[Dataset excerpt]
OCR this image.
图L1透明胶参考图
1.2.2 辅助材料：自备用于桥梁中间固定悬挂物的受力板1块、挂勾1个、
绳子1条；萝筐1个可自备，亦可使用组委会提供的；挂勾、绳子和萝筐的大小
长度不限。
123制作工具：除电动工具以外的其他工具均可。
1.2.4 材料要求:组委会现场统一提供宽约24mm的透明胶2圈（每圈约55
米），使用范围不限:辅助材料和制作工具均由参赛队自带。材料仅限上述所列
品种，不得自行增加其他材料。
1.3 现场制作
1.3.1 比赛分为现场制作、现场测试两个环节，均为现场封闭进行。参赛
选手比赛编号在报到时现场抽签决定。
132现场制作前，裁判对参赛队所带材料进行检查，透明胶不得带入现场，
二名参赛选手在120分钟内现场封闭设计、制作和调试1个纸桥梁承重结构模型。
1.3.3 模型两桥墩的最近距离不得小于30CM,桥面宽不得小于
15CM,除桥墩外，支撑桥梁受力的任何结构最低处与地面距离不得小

▶ [TASK]:
Can you restate every record above word for word?

▶ [EXERCISE SOLUTION]:
OCR this image.
图L1透明胶参考图
1.2.2 辅助材料：自备用于桥梁中间固定悬挂物的受力板1块、挂勾1个、
绳子1条；萝筐1个可自备，亦可使用组委会提供的；挂勾、绳子和萝筐的大小
长度不限。
123制作工具：除电动工具以外的其他工具均可。
1.2.4 材料要求:组委会现场统一提供宽约24mm的透明胶2圈（每圈约55
米），使用范围不限:辅助材料和制作工具均由参赛队自带。材料仅限上述所列
品种，不得自行增加其他材料。
1.3 现场制作
1.3.1 比赛分为现场制作、现场测试两个环节，均为现场封闭进行。参赛
选手比赛编号在报到时现场抽签决定。
132现场制作前，裁判对参赛队所带材料进行检查，透明胶不得带入现场，
二名参赛选手在120分钟内现场封闭设计、制作和调试1个纸桥梁承重结构模型。
1.3.3 模型两桥墩的最近距离不得小于30CM,桥面宽不得小于
15CM,除桥墩外，支撑桥梁受力的任何结构最低处与地面距离不得小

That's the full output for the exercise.